Dataset entries
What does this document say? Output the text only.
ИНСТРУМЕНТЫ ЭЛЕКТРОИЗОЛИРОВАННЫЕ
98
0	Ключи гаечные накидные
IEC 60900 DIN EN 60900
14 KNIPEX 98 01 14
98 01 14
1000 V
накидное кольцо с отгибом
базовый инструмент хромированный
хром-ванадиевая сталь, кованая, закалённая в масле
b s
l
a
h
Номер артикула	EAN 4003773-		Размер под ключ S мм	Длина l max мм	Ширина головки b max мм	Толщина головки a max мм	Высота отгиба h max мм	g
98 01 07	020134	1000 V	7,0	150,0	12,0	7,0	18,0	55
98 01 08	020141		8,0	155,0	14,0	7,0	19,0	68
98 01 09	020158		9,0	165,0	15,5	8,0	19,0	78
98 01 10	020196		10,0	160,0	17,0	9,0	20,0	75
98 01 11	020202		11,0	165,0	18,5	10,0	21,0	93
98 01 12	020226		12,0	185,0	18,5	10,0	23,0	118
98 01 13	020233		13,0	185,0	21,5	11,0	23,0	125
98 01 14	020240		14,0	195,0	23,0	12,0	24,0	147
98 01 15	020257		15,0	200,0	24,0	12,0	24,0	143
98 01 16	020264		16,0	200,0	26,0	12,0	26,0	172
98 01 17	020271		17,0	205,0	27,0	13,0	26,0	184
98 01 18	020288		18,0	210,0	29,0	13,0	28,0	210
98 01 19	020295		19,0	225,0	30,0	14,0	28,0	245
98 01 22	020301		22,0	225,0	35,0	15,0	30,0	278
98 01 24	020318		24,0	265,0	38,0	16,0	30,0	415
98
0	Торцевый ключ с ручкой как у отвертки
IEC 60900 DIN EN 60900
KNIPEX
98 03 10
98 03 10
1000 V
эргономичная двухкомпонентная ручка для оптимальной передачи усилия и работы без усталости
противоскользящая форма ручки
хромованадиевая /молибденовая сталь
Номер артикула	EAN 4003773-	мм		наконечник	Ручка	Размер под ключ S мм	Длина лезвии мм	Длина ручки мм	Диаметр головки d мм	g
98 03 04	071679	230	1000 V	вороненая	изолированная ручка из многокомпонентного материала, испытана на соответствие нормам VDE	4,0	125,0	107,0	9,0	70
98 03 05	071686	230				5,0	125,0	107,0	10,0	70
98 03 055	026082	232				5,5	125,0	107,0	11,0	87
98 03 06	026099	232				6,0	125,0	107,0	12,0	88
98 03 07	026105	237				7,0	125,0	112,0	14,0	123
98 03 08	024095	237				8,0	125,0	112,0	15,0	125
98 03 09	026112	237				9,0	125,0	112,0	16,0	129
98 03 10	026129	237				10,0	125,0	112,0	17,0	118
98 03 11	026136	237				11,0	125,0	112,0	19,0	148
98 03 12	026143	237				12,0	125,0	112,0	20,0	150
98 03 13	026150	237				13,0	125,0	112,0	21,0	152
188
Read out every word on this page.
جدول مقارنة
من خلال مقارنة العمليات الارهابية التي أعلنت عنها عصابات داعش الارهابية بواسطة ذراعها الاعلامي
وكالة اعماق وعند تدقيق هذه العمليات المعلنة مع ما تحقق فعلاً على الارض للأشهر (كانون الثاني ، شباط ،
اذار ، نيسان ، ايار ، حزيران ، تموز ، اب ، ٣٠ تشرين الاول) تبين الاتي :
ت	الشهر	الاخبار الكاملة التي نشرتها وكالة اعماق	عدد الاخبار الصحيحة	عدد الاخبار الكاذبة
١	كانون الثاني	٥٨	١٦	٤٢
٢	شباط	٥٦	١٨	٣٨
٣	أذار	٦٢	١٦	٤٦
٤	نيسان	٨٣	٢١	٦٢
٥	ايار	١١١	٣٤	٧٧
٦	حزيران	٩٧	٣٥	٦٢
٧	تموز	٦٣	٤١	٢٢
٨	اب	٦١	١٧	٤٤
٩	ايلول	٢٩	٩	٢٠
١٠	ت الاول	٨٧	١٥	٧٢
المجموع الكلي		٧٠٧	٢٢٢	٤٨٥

To be done:
Transcribe every record above exactly as it appears.

Full answer:
What does this document say? Output the text only.
ИНСТРУМЕНТЫ ЭЛЕКТРОИЗОЛИРОВАННЫЕ
98
0	Ключи гаечные накидные
IEC 60900 DIN EN 60900
14 KNIPEX 98 01 14
98 01 14
1000 V
накидное кольцо с отгибом
базовый инструмент хромированный
хром-ванадиевая сталь, кованая, закалённая в масле
b s
l
a
h
Номер артикула	EAN 4003773-		Размер под ключ S мм	Длина l max мм	Ширина головки b max мм	Толщина головки a max мм	Высота отгиба h max мм	g
98 01 07	020134	1000 V	7,0	150,0	12,0	7,0	18,0	55
98 01 08	020141		8,0	155,0	14,0	7,0	19,0	68
98 01 09	020158		9,0	165,0	15,5	8,0	19,0	78
98 01 10	020196		10,0	160,0	17,0	9,0	20,0	75
98 01 11	020202		11,0	165,0	18,5	10,0	21,0	93
98 01 12	020226		12,0	185,0	18,5	10,0	23,0	118
98 01 13	020233		13,0	185,0	21,5	11,0	23,0	125
98 01 14	020240		14,0	195,0	23,0	12,0	24,0	147
98 01 15	020257		15,0	200,0	24,0	12,0	24,0	143
98 01 16	020264		16,0	200,0	26,0	12,0	26,0	172
98 01 17	020271		17,0	205,0	27,0	13,0	26,0	184
98 01 18	020288		18,0	210,0	29,0	13,0	28,0	210
98 01 19	020295		19,0	225,0	30,0	14,0	28,0	245
98 01 22	020301		22,0	225,0	35,0	15,0	30,0	278
98 01 24	020318		24,0	265,0	38,0	16,0	30,0	415
98
0	Торцевый ключ с ручкой как у отвертки
IEC 60900 DIN EN 60900
KNIPEX
98 03 10
98 03 10
1000 V
эргономичная двухкомпонентная ручка для оптимальной передачи усилия и работы без усталости
противоскользящая форма ручки
хромованадиевая /молибденовая сталь
Номер артикула	EAN 4003773-	мм		наконечник	Ручка	Размер под ключ S мм	Длина лезвии мм	Длина ручки мм	Диаметр головки d мм	g
98 03 04	071679	230	1000 V	вороненая	изолированная ручка из многокомпонентного материала, испытана на соответствие нормам VDE	4,0	125,0	107,0	9,0	70
98 03 05	071686	230				5,0	125,0	107,0	10,0	70
98 03 055	026082	232				5,5	125,0	107,0	11,0	87
98 03 06	026099	232				6,0	125,0	107,0	12,0	88
98 03 07	026105	237				7,0	125,0	112,0	14,0	123
98 03 08	024095	237				8,0	125,0	112,0	15,0	125
98 03 09	026112	237				9,0	125,0	112,0	16,0	129
98 03 10	026129	237				10,0	125,0	112,0	17,0	118
98 03 11	026136	237				11,0	125,0	112,0	19,0	148
98 03 12	026143	237				12,0	125,0	112,0	20,0	150
98 03 13	026150	237				13,0	125,0	112,0	21,0	152
188
Read out every word on this page.
جدول مقارنة
من خلال مقارنة العمليات الارهابية التي أعلنت عنها عصابات داعش الارهابية بواسطة ذراعها الاعلامي
وكالة اعماق وعند تدقيق هذه العمليات المعلنة مع ما تحقق فعلاً على الارض للأشهر (كانون الثاني ، شباط ،
اذار ، نيسان ، ايار ، حزيران ، تموز ، اب ، ٣٠ تشرين الاول) تبين الاتي :
ت	الشهر	الاخبار الكاملة التي نشرتها وكالة اعماق	عدد الاخبار الصحيحة	عدد الاخبار الكاذبة
١	كانون الثاني	٥٨	١٦	٤٢
٢	شباط	٥٦	١٨	٣٨
٣	أذار	٦٢	١٦	٤٦
٤	نيسان	٨٣	٢١	٦٢
٥	ايار	١١١	٣٤	٧٧
٦	حزيران	٩٧	٣٥	٦٢
٧	تموز	٦٣	٤١	٢٢
٨	اب	٦١	١٧	٤٤
٩	ايلول	٢٩	٩	٢٠
١٠	ت الاول	٨٧	١٥	٧٢
المجموع الكلي		٧٠٧	٢٢٢	٤٨٥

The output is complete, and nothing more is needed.